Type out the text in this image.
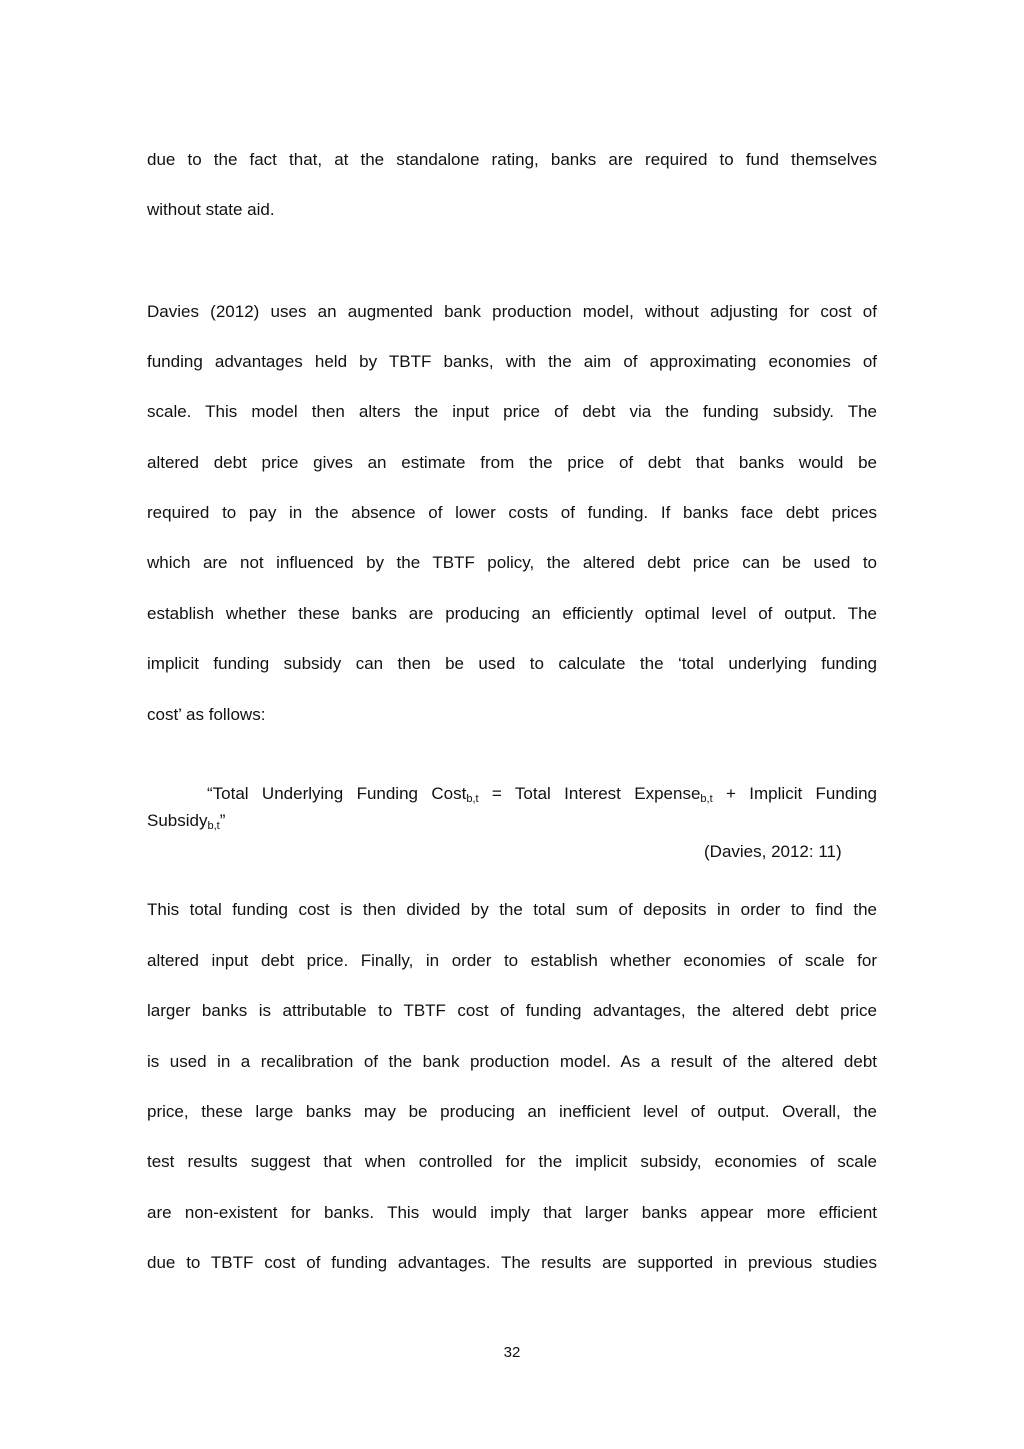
due to the fact that, at the standalone rating, banks are required to fund themselves
without state aid.
Davies (2012) uses an augmented bank production model, without adjusting for cost of
funding advantages held by TBTF banks, with the aim of approximating economies of
scale. This model then alters the input price of debt via the funding subsidy. The
altered debt price gives an estimate from the price of debt that banks would be
required to pay in the absence of lower costs of funding. If banks face debt prices
which are not influenced by the TBTF policy, the altered debt price can be used to
establish whether these banks are producing an efficiently optimal level of output. The
implicit funding subsidy can then be used to calculate the ‘total underlying funding
cost’ as follows:
“Total Underlying Funding Cost$_{b,t}$ = Total Interest Expense$_{b,t}$ + Implicit Funding
Subsidy$_{b,t}$”
(Davies, 2012: 11)
This total funding cost is then divided by the total sum of deposits in order to find the
altered input debt price. Finally, in order to establish whether economies of scale for
larger banks is attributable to TBTF cost of funding advantages, the altered debt price
is used in a recalibration of the bank production model. As a result of the altered debt
price, these large banks may be producing an inefficient level of output. Overall, the
test results suggest that when controlled for the implicit subsidy, economies of scale
are non-existent for banks. This would imply that larger banks appear more efficient
due to TBTF cost of funding advantages. The results are supported in previous studies
32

-*-*-

Using the material above, report each line where "scale" occurs.

:: FINISHED EXERCISE ::
scale. This model then alters the input price of debt via the funding subsidy. The
altered input debt price. Finally, in order to establish whether economies of scale for
test results suggest that when controlled for the implicit subsidy, economies of scale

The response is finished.